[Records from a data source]

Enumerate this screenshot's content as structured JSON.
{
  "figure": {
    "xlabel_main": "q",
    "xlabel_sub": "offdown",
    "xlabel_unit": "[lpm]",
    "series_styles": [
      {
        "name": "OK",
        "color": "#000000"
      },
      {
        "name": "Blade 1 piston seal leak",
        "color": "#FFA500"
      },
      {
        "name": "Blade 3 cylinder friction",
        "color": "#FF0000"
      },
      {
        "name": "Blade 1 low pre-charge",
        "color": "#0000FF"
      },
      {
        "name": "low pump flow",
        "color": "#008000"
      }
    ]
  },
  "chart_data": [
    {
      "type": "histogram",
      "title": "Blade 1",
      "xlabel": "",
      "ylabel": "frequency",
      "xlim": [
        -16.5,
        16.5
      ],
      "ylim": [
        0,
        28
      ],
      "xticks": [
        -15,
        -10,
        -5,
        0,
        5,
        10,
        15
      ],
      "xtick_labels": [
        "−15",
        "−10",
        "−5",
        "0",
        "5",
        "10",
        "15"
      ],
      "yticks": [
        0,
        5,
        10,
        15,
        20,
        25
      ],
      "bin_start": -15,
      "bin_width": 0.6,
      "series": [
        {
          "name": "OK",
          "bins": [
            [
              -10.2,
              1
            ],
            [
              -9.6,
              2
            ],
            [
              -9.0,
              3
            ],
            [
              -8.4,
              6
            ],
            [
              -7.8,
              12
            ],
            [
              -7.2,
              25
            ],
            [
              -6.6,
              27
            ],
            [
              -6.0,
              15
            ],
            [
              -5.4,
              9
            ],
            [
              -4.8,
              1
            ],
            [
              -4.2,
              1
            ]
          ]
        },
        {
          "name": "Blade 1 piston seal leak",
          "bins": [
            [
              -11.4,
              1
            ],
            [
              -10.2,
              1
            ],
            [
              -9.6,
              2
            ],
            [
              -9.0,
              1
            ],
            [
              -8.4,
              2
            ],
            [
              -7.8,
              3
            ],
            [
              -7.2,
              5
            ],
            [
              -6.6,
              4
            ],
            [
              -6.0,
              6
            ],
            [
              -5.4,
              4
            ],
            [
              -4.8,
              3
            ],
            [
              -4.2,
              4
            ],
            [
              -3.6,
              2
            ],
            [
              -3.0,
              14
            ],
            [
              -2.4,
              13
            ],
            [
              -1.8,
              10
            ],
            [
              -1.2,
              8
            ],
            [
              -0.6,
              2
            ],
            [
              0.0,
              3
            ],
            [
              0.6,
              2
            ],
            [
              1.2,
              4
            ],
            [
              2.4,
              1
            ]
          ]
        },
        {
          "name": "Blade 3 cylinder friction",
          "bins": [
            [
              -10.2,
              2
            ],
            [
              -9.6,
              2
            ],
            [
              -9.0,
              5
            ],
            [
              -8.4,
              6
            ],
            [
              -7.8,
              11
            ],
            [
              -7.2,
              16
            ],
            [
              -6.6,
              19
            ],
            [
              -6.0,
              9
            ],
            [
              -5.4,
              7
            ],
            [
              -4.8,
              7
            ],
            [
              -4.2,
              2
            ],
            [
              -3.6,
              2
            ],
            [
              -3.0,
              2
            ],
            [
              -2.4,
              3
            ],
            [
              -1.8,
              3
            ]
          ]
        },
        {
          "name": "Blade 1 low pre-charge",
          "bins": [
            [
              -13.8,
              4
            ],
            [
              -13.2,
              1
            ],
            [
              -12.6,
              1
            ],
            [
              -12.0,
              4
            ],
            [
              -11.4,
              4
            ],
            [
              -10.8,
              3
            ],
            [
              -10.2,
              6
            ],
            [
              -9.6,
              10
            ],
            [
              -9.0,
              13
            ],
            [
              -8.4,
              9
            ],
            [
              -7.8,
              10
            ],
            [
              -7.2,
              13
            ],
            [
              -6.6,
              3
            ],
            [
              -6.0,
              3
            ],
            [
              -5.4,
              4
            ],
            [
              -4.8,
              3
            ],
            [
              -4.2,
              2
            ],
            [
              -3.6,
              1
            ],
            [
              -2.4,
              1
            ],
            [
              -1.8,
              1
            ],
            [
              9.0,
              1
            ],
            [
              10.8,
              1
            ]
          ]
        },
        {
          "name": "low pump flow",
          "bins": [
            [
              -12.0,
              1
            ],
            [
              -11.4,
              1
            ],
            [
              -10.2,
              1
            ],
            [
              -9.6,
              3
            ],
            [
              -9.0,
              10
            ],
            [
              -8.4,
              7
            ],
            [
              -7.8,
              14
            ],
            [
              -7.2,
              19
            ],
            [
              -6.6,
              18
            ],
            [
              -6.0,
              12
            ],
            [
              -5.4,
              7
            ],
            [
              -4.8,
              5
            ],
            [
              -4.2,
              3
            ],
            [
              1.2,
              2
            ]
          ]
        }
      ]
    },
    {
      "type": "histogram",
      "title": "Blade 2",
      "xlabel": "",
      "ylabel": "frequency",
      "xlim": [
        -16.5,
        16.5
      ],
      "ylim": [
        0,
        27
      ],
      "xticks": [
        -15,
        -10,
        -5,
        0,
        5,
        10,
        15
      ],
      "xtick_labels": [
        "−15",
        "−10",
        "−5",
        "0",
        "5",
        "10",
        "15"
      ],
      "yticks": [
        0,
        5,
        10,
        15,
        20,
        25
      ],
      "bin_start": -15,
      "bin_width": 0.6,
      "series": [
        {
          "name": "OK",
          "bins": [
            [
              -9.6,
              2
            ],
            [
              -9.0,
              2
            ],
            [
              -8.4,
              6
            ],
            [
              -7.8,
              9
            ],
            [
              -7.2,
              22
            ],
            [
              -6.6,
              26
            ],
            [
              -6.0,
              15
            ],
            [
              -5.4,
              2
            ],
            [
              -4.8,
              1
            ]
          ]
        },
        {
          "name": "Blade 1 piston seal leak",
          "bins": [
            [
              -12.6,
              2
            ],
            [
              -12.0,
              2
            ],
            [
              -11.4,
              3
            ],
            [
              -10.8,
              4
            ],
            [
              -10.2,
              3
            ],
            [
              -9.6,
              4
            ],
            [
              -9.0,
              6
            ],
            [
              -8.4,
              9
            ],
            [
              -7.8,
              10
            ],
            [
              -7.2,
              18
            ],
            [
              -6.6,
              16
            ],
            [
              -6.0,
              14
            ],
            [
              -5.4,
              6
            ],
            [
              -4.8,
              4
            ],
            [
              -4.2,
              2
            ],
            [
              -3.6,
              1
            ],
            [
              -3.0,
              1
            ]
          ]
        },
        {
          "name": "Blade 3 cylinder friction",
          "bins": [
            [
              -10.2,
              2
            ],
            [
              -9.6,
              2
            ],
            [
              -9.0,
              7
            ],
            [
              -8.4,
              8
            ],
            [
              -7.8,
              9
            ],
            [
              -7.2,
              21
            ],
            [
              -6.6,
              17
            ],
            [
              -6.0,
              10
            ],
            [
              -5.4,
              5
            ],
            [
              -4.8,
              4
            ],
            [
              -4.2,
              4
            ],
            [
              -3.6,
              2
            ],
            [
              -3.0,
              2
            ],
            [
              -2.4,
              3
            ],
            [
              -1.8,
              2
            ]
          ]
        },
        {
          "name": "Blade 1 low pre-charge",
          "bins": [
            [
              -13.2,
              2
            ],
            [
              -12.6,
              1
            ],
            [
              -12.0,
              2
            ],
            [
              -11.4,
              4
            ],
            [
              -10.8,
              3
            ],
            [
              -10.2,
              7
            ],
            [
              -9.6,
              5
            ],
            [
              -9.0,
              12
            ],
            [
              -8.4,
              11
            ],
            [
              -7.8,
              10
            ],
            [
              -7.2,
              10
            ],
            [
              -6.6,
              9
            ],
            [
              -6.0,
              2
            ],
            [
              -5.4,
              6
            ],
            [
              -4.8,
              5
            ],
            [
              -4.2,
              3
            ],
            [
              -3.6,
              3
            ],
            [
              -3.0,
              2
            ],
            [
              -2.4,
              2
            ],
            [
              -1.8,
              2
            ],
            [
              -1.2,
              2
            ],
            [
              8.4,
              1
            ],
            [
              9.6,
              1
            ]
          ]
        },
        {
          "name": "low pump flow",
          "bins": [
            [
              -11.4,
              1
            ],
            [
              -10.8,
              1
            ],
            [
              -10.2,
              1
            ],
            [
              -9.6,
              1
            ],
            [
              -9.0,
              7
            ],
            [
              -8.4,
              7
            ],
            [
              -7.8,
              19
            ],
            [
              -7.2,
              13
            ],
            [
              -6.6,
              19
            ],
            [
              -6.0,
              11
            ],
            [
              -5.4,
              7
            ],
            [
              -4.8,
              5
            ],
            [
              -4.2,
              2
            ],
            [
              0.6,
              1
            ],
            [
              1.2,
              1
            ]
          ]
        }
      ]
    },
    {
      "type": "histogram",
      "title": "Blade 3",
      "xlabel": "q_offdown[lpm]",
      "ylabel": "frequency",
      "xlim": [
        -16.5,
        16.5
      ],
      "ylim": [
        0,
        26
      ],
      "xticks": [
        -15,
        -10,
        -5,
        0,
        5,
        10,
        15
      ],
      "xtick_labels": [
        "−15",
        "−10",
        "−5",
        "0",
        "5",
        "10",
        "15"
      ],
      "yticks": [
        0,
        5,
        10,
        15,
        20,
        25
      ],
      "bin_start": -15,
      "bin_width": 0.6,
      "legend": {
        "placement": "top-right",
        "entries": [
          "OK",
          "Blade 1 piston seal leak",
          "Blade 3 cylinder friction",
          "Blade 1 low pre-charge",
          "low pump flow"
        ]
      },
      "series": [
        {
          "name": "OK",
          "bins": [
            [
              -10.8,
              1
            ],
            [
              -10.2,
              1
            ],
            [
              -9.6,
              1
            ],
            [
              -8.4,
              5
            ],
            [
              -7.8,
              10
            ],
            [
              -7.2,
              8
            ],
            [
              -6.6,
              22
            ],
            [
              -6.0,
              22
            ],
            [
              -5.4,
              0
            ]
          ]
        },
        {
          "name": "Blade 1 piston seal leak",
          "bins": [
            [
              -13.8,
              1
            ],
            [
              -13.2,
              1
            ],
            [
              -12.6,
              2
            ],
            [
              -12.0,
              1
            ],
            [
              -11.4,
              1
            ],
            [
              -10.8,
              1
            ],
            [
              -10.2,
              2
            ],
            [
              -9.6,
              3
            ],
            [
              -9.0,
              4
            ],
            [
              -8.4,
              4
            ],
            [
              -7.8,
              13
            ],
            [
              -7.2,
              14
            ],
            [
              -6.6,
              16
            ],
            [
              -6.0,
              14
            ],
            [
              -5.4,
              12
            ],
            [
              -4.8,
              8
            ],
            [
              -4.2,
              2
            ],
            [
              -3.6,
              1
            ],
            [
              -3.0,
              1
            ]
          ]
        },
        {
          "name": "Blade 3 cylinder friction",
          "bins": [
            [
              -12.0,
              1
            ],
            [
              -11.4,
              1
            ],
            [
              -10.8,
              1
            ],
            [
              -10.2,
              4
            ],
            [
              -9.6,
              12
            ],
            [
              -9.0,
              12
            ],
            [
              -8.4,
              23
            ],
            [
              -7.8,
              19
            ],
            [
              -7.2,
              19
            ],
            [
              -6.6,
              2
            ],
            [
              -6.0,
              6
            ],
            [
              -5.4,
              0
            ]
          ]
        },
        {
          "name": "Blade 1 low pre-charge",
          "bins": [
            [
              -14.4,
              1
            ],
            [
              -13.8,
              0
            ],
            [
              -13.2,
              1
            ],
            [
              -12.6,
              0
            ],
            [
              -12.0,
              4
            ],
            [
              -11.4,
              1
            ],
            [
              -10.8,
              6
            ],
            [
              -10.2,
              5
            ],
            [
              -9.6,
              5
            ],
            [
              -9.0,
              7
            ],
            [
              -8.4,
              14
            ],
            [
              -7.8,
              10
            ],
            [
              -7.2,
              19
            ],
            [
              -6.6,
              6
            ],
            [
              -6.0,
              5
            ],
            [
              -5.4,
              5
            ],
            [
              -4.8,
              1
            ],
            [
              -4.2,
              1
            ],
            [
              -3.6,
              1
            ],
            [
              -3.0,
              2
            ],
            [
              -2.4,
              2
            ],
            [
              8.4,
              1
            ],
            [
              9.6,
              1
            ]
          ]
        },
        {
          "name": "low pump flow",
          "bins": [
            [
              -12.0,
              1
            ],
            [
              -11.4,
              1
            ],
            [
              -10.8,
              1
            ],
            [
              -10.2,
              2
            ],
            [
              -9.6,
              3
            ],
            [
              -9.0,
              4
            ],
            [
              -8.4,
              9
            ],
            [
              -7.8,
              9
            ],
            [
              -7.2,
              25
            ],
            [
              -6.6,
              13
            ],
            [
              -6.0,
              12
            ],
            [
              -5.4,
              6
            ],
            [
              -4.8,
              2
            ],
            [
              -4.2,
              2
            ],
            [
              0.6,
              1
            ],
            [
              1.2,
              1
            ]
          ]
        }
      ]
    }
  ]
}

◆ Instructions for the task:
Of the lines in the data, how many hold the string "title"? State the number, nothing else.

◆ Finished exercise:
3